Dataset content:
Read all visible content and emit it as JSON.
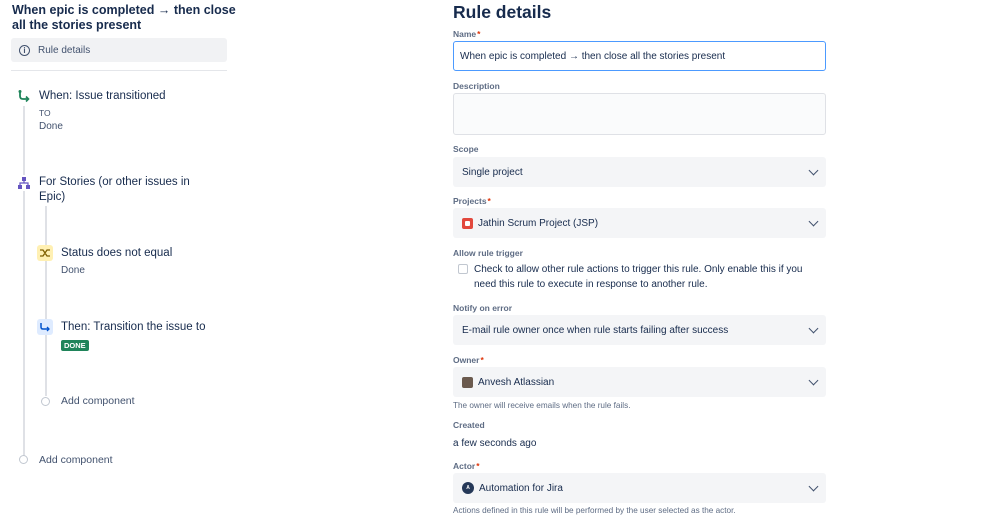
{
  "sidebar": {
    "rule_title": "When epic is completed → then close all the stories present",
    "rule_details_label": "Rule details",
    "trigger": {
      "title": "When: Issue transitioned",
      "to_label": "TO",
      "to_value": "Done"
    },
    "branch": {
      "title_line1": "For Stories (or other issues in",
      "title_line2": "Epic)"
    },
    "condition": {
      "title": "Status does not equal",
      "value": "Done"
    },
    "action": {
      "title": "Then: Transition the issue to",
      "status_badge": "DONE"
    },
    "add_component_inner": "Add component",
    "add_component_outer": "Add component"
  },
  "form": {
    "heading": "Rule details",
    "name": {
      "label": "Name",
      "value": "When epic is completed → then close all the stories present"
    },
    "description": {
      "label": "Description",
      "value": ""
    },
    "scope": {
      "label": "Scope",
      "value": "Single project"
    },
    "projects": {
      "label": "Projects",
      "value": "Jathin Scrum Project (JSP)"
    },
    "allow_trigger": {
      "label": "Allow rule trigger",
      "checked": false,
      "text": "Check to allow other rule actions to trigger this rule. Only enable this if you need this rule to execute in response to another rule."
    },
    "notify": {
      "label": "Notify on error",
      "value": "E-mail rule owner once when rule starts failing after success"
    },
    "owner": {
      "label": "Owner",
      "value": "Anvesh Atlassian",
      "helper": "The owner will receive emails when the rule fails."
    },
    "created": {
      "label": "Created",
      "value": "a few seconds ago"
    },
    "actor": {
      "label": "Actor",
      "value": "Automation for Jira",
      "helper": "Actions defined in this rule will be performed by the user selected as the actor."
    },
    "required_mark": "*"
  },
  "colors": {
    "done_lozenge": "#1f845a",
    "trigger_icon": "#1f845a",
    "branch_icon": "#6554c0",
    "condition_icon_bg": "#fff0b3",
    "action_icon_bg": "#deebff",
    "focus_border": "#4c9aff",
    "required": "#de350b"
  }
}
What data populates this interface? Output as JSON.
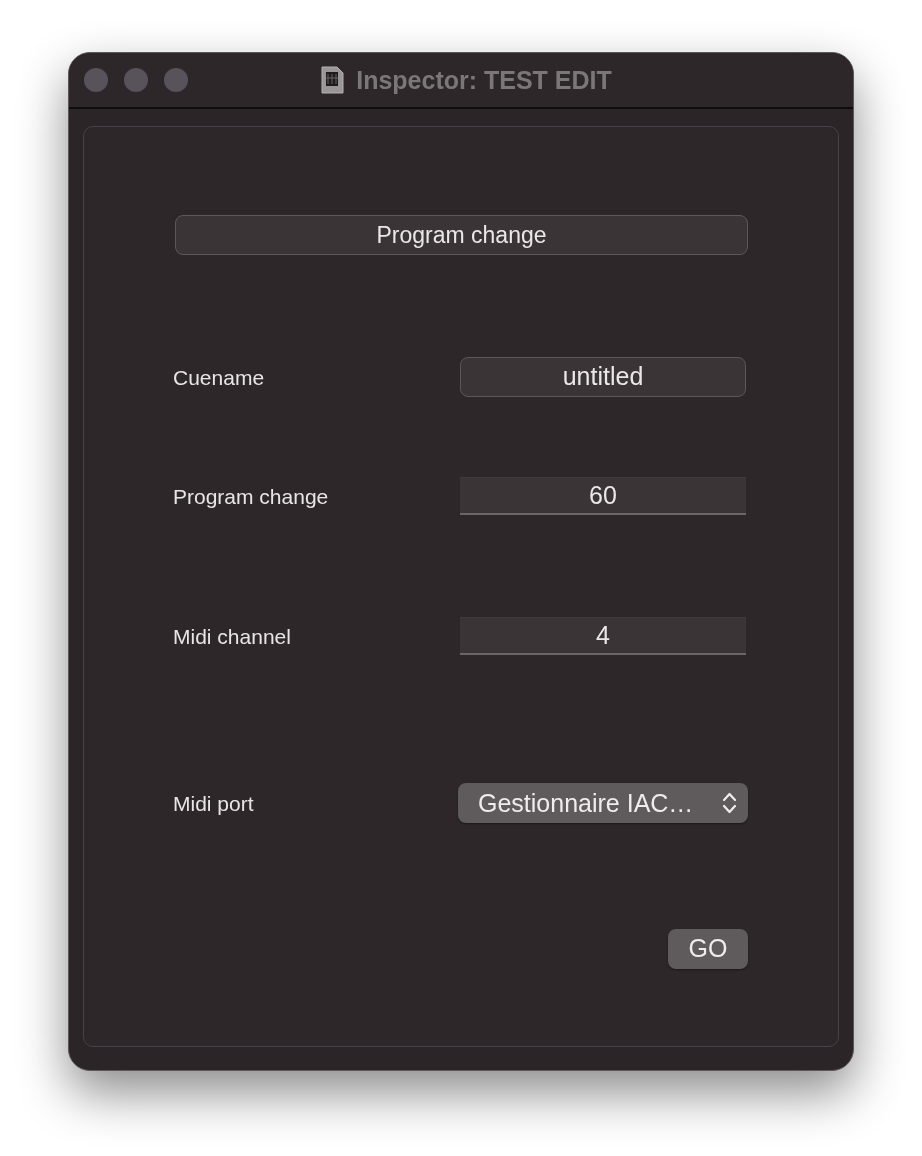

Written problem:
All the lines above are to be given again exactly as they read, with the pictures removed.

Complete answer:
Read all visible content and emit it as JSON.
{
  "sidebar": {
    "rule_title": "When epic is completed → then close all the stories present",
    "rule_details_label": "Rule details",
    "trigger": {
      "title": "When: Issue transitioned",
      "to_label": "TO",
      "to_value": "Done"
    },
    "branch": {
      "title_line1": "For Stories (or other issues in",
      "title_line2": "Epic)"
    },
    "condition": {
      "title": "Status does not equal",
      "value": "Done"
    },
    "action": {
      "title": "Then: Transition the issue to",
      "status_badge": "DONE"
    },
    "add_component_inner": "Add component",
    "add_component_outer": "Add component"
  },
  "form": {
    "heading": "Rule details",
    "name": {
      "label": "Name",
      "value": "When epic is completed → then close all the stories present"
    },
    "description": {
      "label": "Description",
      "value": ""
    },
    "scope": {
      "label": "Scope",
      "value": "Single project"
    },
    "projects": {
      "label": "Projects",
      "value": "Jathin Scrum Project (JSP)"
    },
    "allow_trigger": {
      "label": "Allow rule trigger",
      "checked": false,
      "text": "Check to allow other rule actions to trigger this rule. Only enable this if you need this rule to execute in response to another rule."
    },
    "notify": {
      "label": "Notify on error",
      "value": "E-mail rule owner once when rule starts failing after success"
    },
    "owner": {
      "label": "Owner",
      "value": "Anvesh Atlassian",
      "helper": "The owner will receive emails when the rule fails."
    },
    "created": {
      "label": "Created",
      "value": "a few seconds ago"
    },
    "actor": {
      "label": "Actor",
      "value": "Automation for Jira",
      "helper": "Actions defined in this rule will be performed by the user selected as the actor."
    },
    "required_mark": "*"
  },
  "colors": {
    "done_lozenge": "#1f845a",
    "trigger_icon": "#1f845a",
    "branch_icon": "#6554c0",
    "condition_icon_bg": "#fff0b3",
    "action_icon_bg": "#deebff",
    "focus_border": "#4c9aff",
    "required": "#de350b"
  }
}
What data populates this interface? Output as JSON.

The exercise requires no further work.